To be done: Lines holding the string "Italy" are the ones to copy; find them all in the data.

[Begin Data extract]

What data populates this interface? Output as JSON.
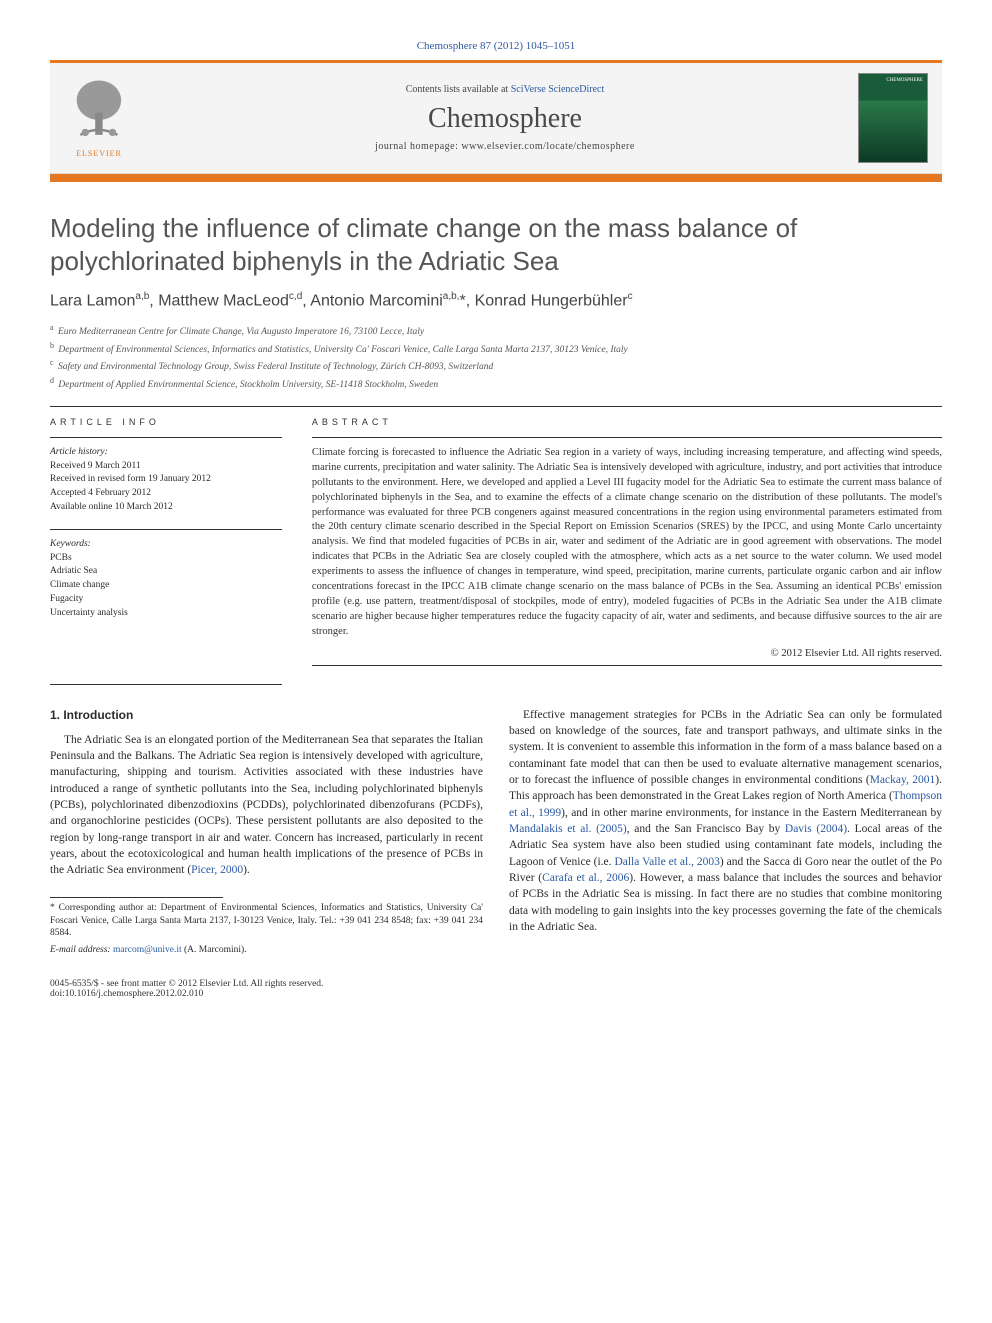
{
  "header": {
    "citation": "Chemosphere 87 (2012) 1045–1051",
    "contents_prefix": "Contents lists available at ",
    "contents_link": "SciVerse ScienceDirect",
    "journal": "Chemosphere",
    "homepage_prefix": "journal homepage: ",
    "homepage_url": "www.elsevier.com/locate/chemosphere",
    "elsevier_label": "ELSEVIER",
    "cover_label": "CHEMOSPHERE"
  },
  "title": "Modeling the influence of climate change on the mass balance of polychlorinated biphenyls in the Adriatic Sea",
  "authors_html": "Lara Lamon<sup>a,b</sup>, Matthew MacLeod<sup>c,d</sup>, Antonio Marcomini<sup>a,b,</sup>*, Konrad Hungerbühler<sup>c</sup>",
  "affiliations": [
    {
      "sup": "a",
      "text": "Euro Mediterranean Centre for Climate Change, Via Augusto Imperatore 16, 73100 Lecce, Italy"
    },
    {
      "sup": "b",
      "text": "Department of Environmental Sciences, Informatics and Statistics, University Ca' Foscari Venice, Calle Larga Santa Marta 2137, 30123 Venice, Italy"
    },
    {
      "sup": "c",
      "text": "Safety and Environmental Technology Group, Swiss Federal Institute of Technology, Zürich CH-8093, Switzerland"
    },
    {
      "sup": "d",
      "text": "Department of Applied Environmental Science, Stockholm University, SE-11418 Stockholm, Sweden"
    }
  ],
  "article_info": {
    "heading": "ARTICLE INFO",
    "history_label": "Article history:",
    "history": [
      "Received 9 March 2011",
      "Received in revised form 19 January 2012",
      "Accepted 4 February 2012",
      "Available online 10 March 2012"
    ],
    "keywords_label": "Keywords:",
    "keywords": [
      "PCBs",
      "Adriatic Sea",
      "Climate change",
      "Fugacity",
      "Uncertainty analysis"
    ]
  },
  "abstract": {
    "heading": "ABSTRACT",
    "text": "Climate forcing is forecasted to influence the Adriatic Sea region in a variety of ways, including increasing temperature, and affecting wind speeds, marine currents, precipitation and water salinity. The Adriatic Sea is intensively developed with agriculture, industry, and port activities that introduce pollutants to the environment. Here, we developed and applied a Level III fugacity model for the Adriatic Sea to estimate the current mass balance of polychlorinated biphenyls in the Sea, and to examine the effects of a climate change scenario on the distribution of these pollutants. The model's performance was evaluated for three PCB congeners against measured concentrations in the region using environmental parameters estimated from the 20th century climate scenario described in the Special Report on Emission Scenarios (SRES) by the IPCC, and using Monte Carlo uncertainty analysis. We find that modeled fugacities of PCBs in air, water and sediment of the Adriatic are in good agreement with observations. The model indicates that PCBs in the Adriatic Sea are closely coupled with the atmosphere, which acts as a net source to the water column. We used model experiments to assess the influence of changes in temperature, wind speed, precipitation, marine currents, particulate organic carbon and air inflow concentrations forecast in the IPCC A1B climate change scenario on the mass balance of PCBs in the Sea. Assuming an identical PCBs' emission profile (e.g. use pattern, treatment/disposal of stockpiles, mode of entry), modeled fugacities of PCBs in the Adriatic Sea under the A1B climate scenario are higher because higher temperatures reduce the fugacity capacity of air, water and sediments, and because diffusive sources to the air are stronger.",
    "copyright": "© 2012 Elsevier Ltd. All rights reserved."
  },
  "body": {
    "section_heading": "1. Introduction",
    "p1_pre": "The Adriatic Sea is an elongated portion of the Mediterranean Sea that separates the Italian Peninsula and the Balkans. The Adriatic Sea region is intensively developed with agriculture, manufacturing, shipping and tourism. Activities associated with these industries have introduced a range of synthetic pollutants into the Sea, including polychlorinated biphenyls (PCBs), polychlorinated dibenzodioxins (PCDDs), polychlorinated dibenzofurans (PCDFs), and organochlorine pesticides (OCPs). These persistent pollutants are also deposited to the region by long-range transport in air and water. Concern has increased, particularly in recent years, about the ecotoxicological and human health implications of the presence of PCBs in the Adriatic Sea environment (",
    "p1_link": "Picer, 2000",
    "p1_post": ").",
    "p2_a": "Effective management strategies for PCBs in the Adriatic Sea can only be formulated based on knowledge of the sources, fate and transport pathways, and ultimate sinks in the system. It is convenient to assemble this information in the form of a mass balance based on a contaminant fate model that can then be used to evaluate alternative management scenarios, or to forecast the influence of possible changes in environmental conditions (",
    "p2_link1": "Mackay, 2001",
    "p2_b": "). This approach has been demonstrated in the Great Lakes region of North America (",
    "p2_link2": "Thompson et al., 1999",
    "p2_c": "), and in other marine environments, for instance in the Eastern Mediterranean by ",
    "p2_link3": "Mandalakis et al. (2005)",
    "p2_d": ", and the San Francisco Bay by ",
    "p2_link4": "Davis (2004)",
    "p2_e": ". Local areas of the Adriatic Sea system have also been studied using contaminant fate models, including the Lagoon of Venice (i.e. ",
    "p2_link5": "Dalla Valle et al., 2003",
    "p2_f": ") and the Sacca di Goro near the outlet of the Po River (",
    "p2_link6": "Carafa et al., 2006",
    "p2_g": "). However, a mass balance that includes the sources and behavior of PCBs in the Adriatic Sea is missing. In fact there are no studies that combine monitoring data with modeling to gain insights into the key processes governing the fate of the chemicals in the Adriatic Sea."
  },
  "footnote": {
    "corresponding": "* Corresponding author at: Department of Environmental Sciences, Informatics and Statistics, University Ca' Foscari Venice, Calle Larga Santa Marta 2137, I-30123 Venice, Italy. Tel.: +39 041 234 8548; fax: +39 041 234 8584.",
    "email_label": "E-mail address: ",
    "email": "marcom@unive.it",
    "email_suffix": " (A. Marcomini)."
  },
  "footer": {
    "left1": "0045-6535/$ - see front matter © 2012 Elsevier Ltd. All rights reserved.",
    "left2": "doi:10.1016/j.chemosphere.2012.02.010"
  },
  "colors": {
    "orange": "#e57820",
    "link": "#2b5aa0",
    "title_gray": "#555555",
    "text": "#2b2b2b"
  }
}
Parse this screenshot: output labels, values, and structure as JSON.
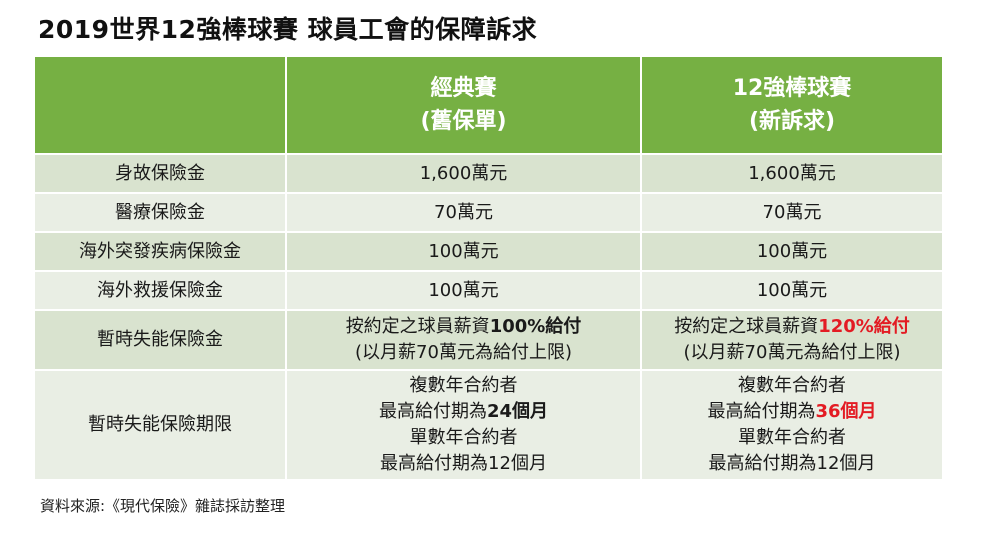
{
  "title": "2019世界12強棒球賽 球員工會的保障訴求",
  "header": {
    "col1": "",
    "col2_line1": "經典賽",
    "col2_line2": "(舊保單)",
    "col3_line1": "12強棒球賽",
    "col3_line2": "(新訴求)"
  },
  "rows": [
    {
      "label": "身故保險金",
      "old": "1,600萬元",
      "new": "1,600萬元"
    },
    {
      "label": "醫療保險金",
      "old": "70萬元",
      "new": "70萬元"
    },
    {
      "label": "海外突發疾病保險金",
      "old": "100萬元",
      "new": "100萬元"
    },
    {
      "label": "海外救援保險金",
      "old": "100萬元",
      "new": "100萬元"
    },
    {
      "label": "暫時失能保險金",
      "old": {
        "prefix": "按約定之球員薪資",
        "highlight": "100%給付",
        "line2": "(以月薪70萬元為給付上限)"
      },
      "new": {
        "prefix": "按約定之球員薪資",
        "highlight": "120%給付",
        "line2": "(以月薪70萬元為給付上限)"
      }
    },
    {
      "label": "暫時失能保險期限",
      "old": {
        "line1": "複數年合約者",
        "line2_prefix": "最高給付期為",
        "line2_highlight": "24個月",
        "line3": "單數年合約者",
        "line4": "最高給付期為12個月"
      },
      "new": {
        "line1": "複數年合約者",
        "line2_prefix": "最高給付期為",
        "line2_highlight": "36個月",
        "line3": "單數年合約者",
        "line4": "最高給付期為12個月"
      }
    }
  ],
  "source": "資料來源:《現代保險》雜誌採訪整理",
  "colors": {
    "header_bg": "#76b043",
    "row_dark": "#d9e3cf",
    "row_light": "#e9eee4",
    "highlight_red": "#e31b23"
  }
}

[End Data extract]

Answer for the task:
      "text": "Euro Mediterranean Centre for Climate Change, Via Augusto Imperatore 16, 73100 Lecce, Italy"
      "text": "Department of Environmental Sciences, Informatics and Statistics, University Ca' Foscari Venice, Calle Larga Santa Marta 2137, 30123 Venice, Italy"
    "corresponding": "* Corresponding author at: Department of Environmental Sciences, Informatics and Statistics, University Ca' Foscari Venice, Calle Larga Santa Marta 2137, I-30123 Venice, Italy. Tel.: +39 041 234 8548; fax: +39 041 234 8584.",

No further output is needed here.